## [The task]
Reproduce every record exactly as it appears, but not the pictures.

— START OF Supplied entries —

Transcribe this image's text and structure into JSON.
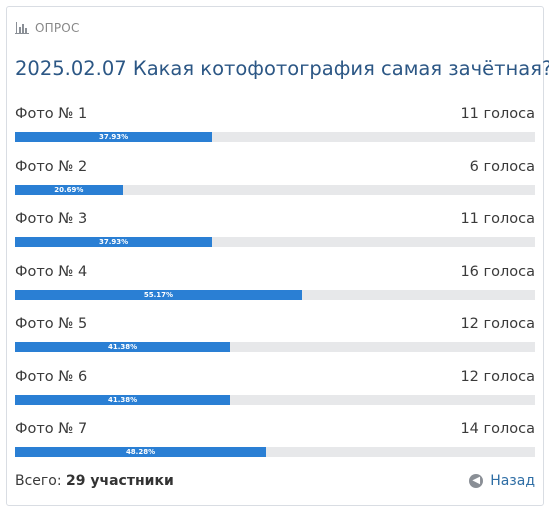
{
  "poll": {
    "label": "ОПРОС",
    "title": "2025.02.07 Какая котофотография самая зачётная?",
    "options": [
      {
        "label": "Фото № 1",
        "votes": "11 голоса",
        "percent": "37.93%",
        "fraction": 0.3793
      },
      {
        "label": "Фото № 2",
        "votes": "6 голоса",
        "percent": "20.69%",
        "fraction": 0.2069
      },
      {
        "label": "Фото № 3",
        "votes": "11 голоса",
        "percent": "37.93%",
        "fraction": 0.3793
      },
      {
        "label": "Фото № 4",
        "votes": "16 голоса",
        "percent": "55.17%",
        "fraction": 0.5517
      },
      {
        "label": "Фото № 5",
        "votes": "12 голоса",
        "percent": "41.38%",
        "fraction": 0.4138
      },
      {
        "label": "Фото № 6",
        "votes": "12 голоса",
        "percent": "41.38%",
        "fraction": 0.4138
      },
      {
        "label": "Фото № 7",
        "votes": "14 голоса",
        "percent": "48.28%",
        "fraction": 0.4828
      }
    ],
    "footer": {
      "total_label": "Всего:",
      "total_value": "29 участники",
      "back_label": "Назад"
    }
  },
  "colors": {
    "bar": "#2a7fd4",
    "track": "#e7e8ea",
    "title": "#2c5785",
    "link": "#2f6ea5"
  },
  "icons": {
    "header": "bar-chart-icon",
    "back": "circle-arrow-left-icon"
  }
}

— END OF Supplied entries —

## [Result for this exercise]
Transcribe this image's text and structure into JSON.
{
  "poll": {
    "label": "ОПРОС",
    "title": "2025.02.07 Какая котофотография самая зачётная?",
    "options": [
      {
        "label": "Фото № 1",
        "votes": "11 голоса",
        "percent": "37.93%",
        "fraction": 0.3793
      },
      {
        "label": "Фото № 2",
        "votes": "6 голоса",
        "percent": "20.69%",
        "fraction": 0.2069
      },
      {
        "label": "Фото № 3",
        "votes": "11 голоса",
        "percent": "37.93%",
        "fraction": 0.3793
      },
      {
        "label": "Фото № 4",
        "votes": "16 голоса",
        "percent": "55.17%",
        "fraction": 0.5517
      },
      {
        "label": "Фото № 5",
        "votes": "12 голоса",
        "percent": "41.38%",
        "fraction": 0.4138
      },
      {
        "label": "Фото № 6",
        "votes": "12 голоса",
        "percent": "41.38%",
        "fraction": 0.4138
      },
      {
        "label": "Фото № 7",
        "votes": "14 голоса",
        "percent": "48.28%",
        "fraction": 0.4828
      }
    ],
    "footer": {
      "total_label": "Всего:",
      "total_value": "29 участники",
      "back_label": "Назад"
    }
  },
  "colors": {
    "bar": "#2a7fd4",
    "track": "#e7e8ea",
    "title": "#2c5785",
    "link": "#2f6ea5"
  },
  "icons": {
    "header": "bar-chart-icon",
    "back": "circle-arrow-left-icon"
  }
}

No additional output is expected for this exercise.